What you are asked to do:
What follows are records. Restate all of them word for word.

Extracted entries:

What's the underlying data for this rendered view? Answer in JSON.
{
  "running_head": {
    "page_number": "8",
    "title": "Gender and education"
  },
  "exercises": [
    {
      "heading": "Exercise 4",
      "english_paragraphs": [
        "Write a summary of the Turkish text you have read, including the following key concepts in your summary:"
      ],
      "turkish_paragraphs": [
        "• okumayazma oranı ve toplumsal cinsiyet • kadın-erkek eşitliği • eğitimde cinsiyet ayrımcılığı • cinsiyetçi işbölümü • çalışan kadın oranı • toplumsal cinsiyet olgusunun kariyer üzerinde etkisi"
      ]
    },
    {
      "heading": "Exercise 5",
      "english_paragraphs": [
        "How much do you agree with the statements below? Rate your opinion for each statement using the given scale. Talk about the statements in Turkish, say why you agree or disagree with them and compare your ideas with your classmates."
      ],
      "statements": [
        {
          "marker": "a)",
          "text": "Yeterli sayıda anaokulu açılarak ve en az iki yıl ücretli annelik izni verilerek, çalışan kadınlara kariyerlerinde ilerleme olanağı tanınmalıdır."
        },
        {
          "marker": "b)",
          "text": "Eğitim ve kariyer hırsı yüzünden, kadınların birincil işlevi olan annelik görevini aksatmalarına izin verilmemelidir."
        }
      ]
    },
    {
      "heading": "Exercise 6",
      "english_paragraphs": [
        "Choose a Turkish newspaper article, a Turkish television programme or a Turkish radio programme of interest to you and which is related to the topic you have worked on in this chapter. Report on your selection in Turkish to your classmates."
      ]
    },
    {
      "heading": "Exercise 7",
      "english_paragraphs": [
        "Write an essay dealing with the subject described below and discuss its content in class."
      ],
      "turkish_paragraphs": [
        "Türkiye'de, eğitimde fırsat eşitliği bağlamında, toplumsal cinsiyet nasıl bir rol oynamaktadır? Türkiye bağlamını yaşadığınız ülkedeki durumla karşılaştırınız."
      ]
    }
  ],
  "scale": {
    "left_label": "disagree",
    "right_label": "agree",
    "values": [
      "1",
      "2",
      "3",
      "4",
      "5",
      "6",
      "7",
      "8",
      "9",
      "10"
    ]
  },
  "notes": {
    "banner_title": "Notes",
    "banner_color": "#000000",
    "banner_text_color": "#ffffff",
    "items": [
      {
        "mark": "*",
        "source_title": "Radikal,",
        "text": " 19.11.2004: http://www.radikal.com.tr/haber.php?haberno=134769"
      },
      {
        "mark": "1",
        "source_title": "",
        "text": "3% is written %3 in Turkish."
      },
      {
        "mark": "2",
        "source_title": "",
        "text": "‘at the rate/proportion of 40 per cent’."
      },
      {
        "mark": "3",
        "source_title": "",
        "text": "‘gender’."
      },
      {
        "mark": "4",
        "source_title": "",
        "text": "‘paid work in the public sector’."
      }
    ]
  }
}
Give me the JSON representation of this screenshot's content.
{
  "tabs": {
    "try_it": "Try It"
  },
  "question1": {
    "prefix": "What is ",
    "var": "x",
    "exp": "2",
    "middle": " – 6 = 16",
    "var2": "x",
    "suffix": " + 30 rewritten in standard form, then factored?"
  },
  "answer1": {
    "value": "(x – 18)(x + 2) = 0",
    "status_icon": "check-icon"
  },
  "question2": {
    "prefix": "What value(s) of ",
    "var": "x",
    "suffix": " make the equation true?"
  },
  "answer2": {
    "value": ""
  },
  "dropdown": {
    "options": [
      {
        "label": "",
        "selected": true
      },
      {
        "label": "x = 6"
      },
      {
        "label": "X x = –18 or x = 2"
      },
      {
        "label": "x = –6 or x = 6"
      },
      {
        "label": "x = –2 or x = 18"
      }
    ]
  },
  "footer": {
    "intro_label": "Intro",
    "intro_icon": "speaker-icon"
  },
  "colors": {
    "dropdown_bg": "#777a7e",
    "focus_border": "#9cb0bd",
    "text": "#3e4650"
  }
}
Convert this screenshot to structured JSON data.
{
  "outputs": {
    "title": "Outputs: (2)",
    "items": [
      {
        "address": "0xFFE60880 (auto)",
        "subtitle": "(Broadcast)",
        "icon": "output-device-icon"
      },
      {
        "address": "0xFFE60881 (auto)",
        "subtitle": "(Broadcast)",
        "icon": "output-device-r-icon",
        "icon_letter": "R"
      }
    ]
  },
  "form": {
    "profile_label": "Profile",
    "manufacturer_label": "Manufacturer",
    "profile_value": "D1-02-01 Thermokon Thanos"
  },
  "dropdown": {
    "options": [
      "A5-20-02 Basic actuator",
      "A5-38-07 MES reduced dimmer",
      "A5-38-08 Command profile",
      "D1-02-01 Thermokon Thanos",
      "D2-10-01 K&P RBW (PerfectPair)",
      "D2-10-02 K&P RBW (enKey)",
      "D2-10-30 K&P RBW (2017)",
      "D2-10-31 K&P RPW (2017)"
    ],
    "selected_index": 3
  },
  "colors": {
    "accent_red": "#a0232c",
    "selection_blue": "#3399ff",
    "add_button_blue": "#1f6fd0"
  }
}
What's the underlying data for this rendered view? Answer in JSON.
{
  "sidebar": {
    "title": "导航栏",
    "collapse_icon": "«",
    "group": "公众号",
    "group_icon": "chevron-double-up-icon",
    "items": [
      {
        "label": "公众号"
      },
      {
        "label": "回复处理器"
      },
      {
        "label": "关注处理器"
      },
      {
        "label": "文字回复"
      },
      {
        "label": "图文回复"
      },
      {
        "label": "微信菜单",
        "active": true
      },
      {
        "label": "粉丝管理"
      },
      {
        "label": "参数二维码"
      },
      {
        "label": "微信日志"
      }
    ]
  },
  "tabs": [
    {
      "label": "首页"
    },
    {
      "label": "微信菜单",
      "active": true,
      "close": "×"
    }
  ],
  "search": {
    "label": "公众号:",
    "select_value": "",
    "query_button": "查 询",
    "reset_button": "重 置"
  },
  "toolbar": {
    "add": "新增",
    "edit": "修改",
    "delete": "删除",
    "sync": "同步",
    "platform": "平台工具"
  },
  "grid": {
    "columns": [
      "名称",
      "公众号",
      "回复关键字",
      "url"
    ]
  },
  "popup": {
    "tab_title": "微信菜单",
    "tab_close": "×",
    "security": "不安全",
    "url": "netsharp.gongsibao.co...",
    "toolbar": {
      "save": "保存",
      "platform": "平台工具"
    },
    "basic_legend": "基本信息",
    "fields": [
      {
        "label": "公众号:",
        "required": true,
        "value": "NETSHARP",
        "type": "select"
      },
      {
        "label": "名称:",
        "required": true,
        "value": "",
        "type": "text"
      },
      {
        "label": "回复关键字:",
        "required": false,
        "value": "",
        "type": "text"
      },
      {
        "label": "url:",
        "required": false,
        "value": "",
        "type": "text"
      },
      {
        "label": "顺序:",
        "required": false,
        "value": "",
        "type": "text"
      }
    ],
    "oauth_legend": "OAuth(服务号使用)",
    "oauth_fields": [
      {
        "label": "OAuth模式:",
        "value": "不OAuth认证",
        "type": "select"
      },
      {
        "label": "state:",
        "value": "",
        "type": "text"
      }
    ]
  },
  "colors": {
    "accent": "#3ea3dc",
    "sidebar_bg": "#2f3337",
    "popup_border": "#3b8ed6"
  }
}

Result of the task:
What's the underlying data for this rendered view? Answer in JSON.
{
  "running_head": {
    "page_number": "8",
    "title": "Gender and education"
  },
  "exercises": [
    {
      "heading": "Exercise 4",
      "english_paragraphs": [
        "Write a summary of the Turkish text you have read, including the following key concepts in your summary:"
      ],
      "turkish_paragraphs": [
        "• okumayazma oranı ve toplumsal cinsiyet • kadın-erkek eşitliği • eğitimde cinsiyet ayrımcılığı • cinsiyetçi işbölümü • çalışan kadın oranı • toplumsal cinsiyet olgusunun kariyer üzerinde etkisi"
      ]
    },
    {
      "heading": "Exercise 5",
      "english_paragraphs": [
        "How much do you agree with the statements below? Rate your opinion for each statement using the given scale. Talk about the statements in Turkish, say why you agree or disagree with them and compare your ideas with your classmates."
      ],
      "statements": [
        {
          "marker": "a)",
          "text": "Yeterli sayıda anaokulu açılarak ve en az iki yıl ücretli annelik izni verilerek, çalışan kadınlara kariyerlerinde ilerleme olanağı tanınmalıdır."
        },
        {
          "marker": "b)",
          "text": "Eğitim ve kariyer hırsı yüzünden, kadınların birincil işlevi olan annelik görevini aksatmalarına izin verilmemelidir."
        }
      ]
    },
    {
      "heading": "Exercise 6",
      "english_paragraphs": [
        "Choose a Turkish newspaper article, a Turkish television programme or a Turkish radio programme of interest to you and which is related to the topic you have worked on in this chapter. Report on your selection in Turkish to your classmates."
      ]
    },
    {
      "heading": "Exercise 7",
      "english_paragraphs": [
        "Write an essay dealing with the subject described below and discuss its content in class."
      ],
      "turkish_paragraphs": [
        "Türkiye'de, eğitimde fırsat eşitliği bağlamında, toplumsal cinsiyet nasıl bir rol oynamaktadır? Türkiye bağlamını yaşadığınız ülkedeki durumla karşılaştırınız."
      ]
    }
  ],
  "scale": {
    "left_label": "disagree",
    "right_label": "agree",
    "values": [
      "1",
      "2",
      "3",
      "4",
      "5",
      "6",
      "7",
      "8",
      "9",
      "10"
    ]
  },
  "notes": {
    "banner_title": "Notes",
    "banner_color": "#000000",
    "banner_text_color": "#ffffff",
    "items": [
      {
        "mark": "*",
        "source_title": "Radikal,",
        "text": " 19.11.2004: http://www.radikal.com.tr/haber.php?haberno=134769"
      },
      {
        "mark": "1",
        "source_title": "",
        "text": "3% is written %3 in Turkish."
      },
      {
        "mark": "2",
        "source_title": "",
        "text": "‘at the rate/proportion of 40 per cent’."
      },
      {
        "mark": "3",
        "source_title": "",
        "text": "‘gender’."
      },
      {
        "mark": "4",
        "source_title": "",
        "text": "‘paid work in the public sector’."
      }
    ]
  }
}
Give me the JSON representation of this screenshot's content.
{
  "tabs": {
    "try_it": "Try It"
  },
  "question1": {
    "prefix": "What is ",
    "var": "x",
    "exp": "2",
    "middle": " – 6 = 16",
    "var2": "x",
    "suffix": " + 30 rewritten in standard form, then factored?"
  },
  "answer1": {
    "value": "(x – 18)(x + 2) = 0",
    "status_icon": "check-icon"
  },
  "question2": {
    "prefix": "What value(s) of ",
    "var": "x",
    "suffix": " make the equation true?"
  },
  "answer2": {
    "value": ""
  },
  "dropdown": {
    "options": [
      {
        "label": "",
        "selected": true
      },
      {
        "label": "x = 6"
      },
      {
        "label": "X x = –18 or x = 2"
      },
      {
        "label": "x = –6 or x = 6"
      },
      {
        "label": "x = –2 or x = 18"
      }
    ]
  },
  "footer": {
    "intro_label": "Intro",
    "intro_icon": "speaker-icon"
  },
  "colors": {
    "dropdown_bg": "#777a7e",
    "focus_border": "#9cb0bd",
    "text": "#3e4650"
  }
}
Convert this screenshot to structured JSON data.
{
  "outputs": {
    "title": "Outputs: (2)",
    "items": [
      {
        "address": "0xFFE60880 (auto)",
        "subtitle": "(Broadcast)",
        "icon": "output-device-icon"
      },
      {
        "address": "0xFFE60881 (auto)",
        "subtitle": "(Broadcast)",
        "icon": "output-device-r-icon",
        "icon_letter": "R"
      }
    ]
  },
  "form": {
    "profile_label": "Profile",
    "manufacturer_label": "Manufacturer",
    "profile_value": "D1-02-01 Thermokon Thanos"
  },
  "dropdown": {
    "options": [
      "A5-20-02 Basic actuator",
      "A5-38-07 MES reduced dimmer",
      "A5-38-08 Command profile",
      "D1-02-01 Thermokon Thanos",
      "D2-10-01 K&P RBW (PerfectPair)",
      "D2-10-02 K&P RBW (enKey)",
      "D2-10-30 K&P RBW (2017)",
      "D2-10-31 K&P RPW (2017)"
    ],
    "selected_index": 3
  },
  "colors": {
    "accent_red": "#a0232c",
    "selection_blue": "#3399ff",
    "add_button_blue": "#1f6fd0"
  }
}
What's the underlying data for this rendered view? Answer in JSON.
{
  "sidebar": {
    "title": "导航栏",
    "collapse_icon": "«",
    "group": "公众号",
    "group_icon": "chevron-double-up-icon",
    "items": [
      {
        "label": "公众号"
      },
      {
        "label": "回复处理器"
      },
      {
        "label": "关注处理器"
      },
      {
        "label": "文字回复"
      },
      {
        "label": "图文回复"
      },
      {
        "label": "微信菜单",
        "active": true
      },
      {
        "label": "粉丝管理"
      },
      {
        "label": "参数二维码"
      },
      {
        "label": "微信日志"
      }
    ]
  },
  "tabs": [
    {
      "label": "首页"
    },
    {
      "label": "微信菜单",
      "active": true,
      "close": "×"
    }
  ],
  "search": {
    "label": "公众号:",
    "select_value": "",
    "query_button": "查 询",
    "reset_button": "重 置"
  },
  "toolbar": {
    "add": "新增",
    "edit": "修改",
    "delete": "删除",
    "sync": "同步",
    "platform": "平台工具"
  },
  "grid": {
    "columns": [
      "名称",
      "公众号",
      "回复关键字",
      "url"
    ]
  },
  "popup": {
    "tab_title": "微信菜单",
    "tab_close": "×",
    "security": "不安全",
    "url": "netsharp.gongsibao.co...",
    "toolbar": {
      "save": "保存",
      "platform": "平台工具"
    },
    "basic_legend": "基本信息",
    "fields": [
      {
        "label": "公众号:",
        "required": true,
        "value": "NETSHARP",
        "type": "select"
      },
      {
        "label": "名称:",
        "required": true,
        "value": "",
        "type": "text"
      },
      {
        "label": "回复关键字:",
        "required": false,
        "value": "",
        "type": "text"
      },
      {
        "label": "url:",
        "required": false,
        "value": "",
        "type": "text"
      },
      {
        "label": "顺序:",
        "required": false,
        "value": "",
        "type": "text"
      }
    ],
    "oauth_legend": "OAuth(服务号使用)",
    "oauth_fields": [
      {
        "label": "OAuth模式:",
        "value": "不OAuth认证",
        "type": "select"
      },
      {
        "label": "state:",
        "value": "",
        "type": "text"
      }
    ]
  },
  "colors": {
    "accent": "#3ea3dc",
    "sidebar_bg": "#2f3337",
    "popup_border": "#3b8ed6"
  }
}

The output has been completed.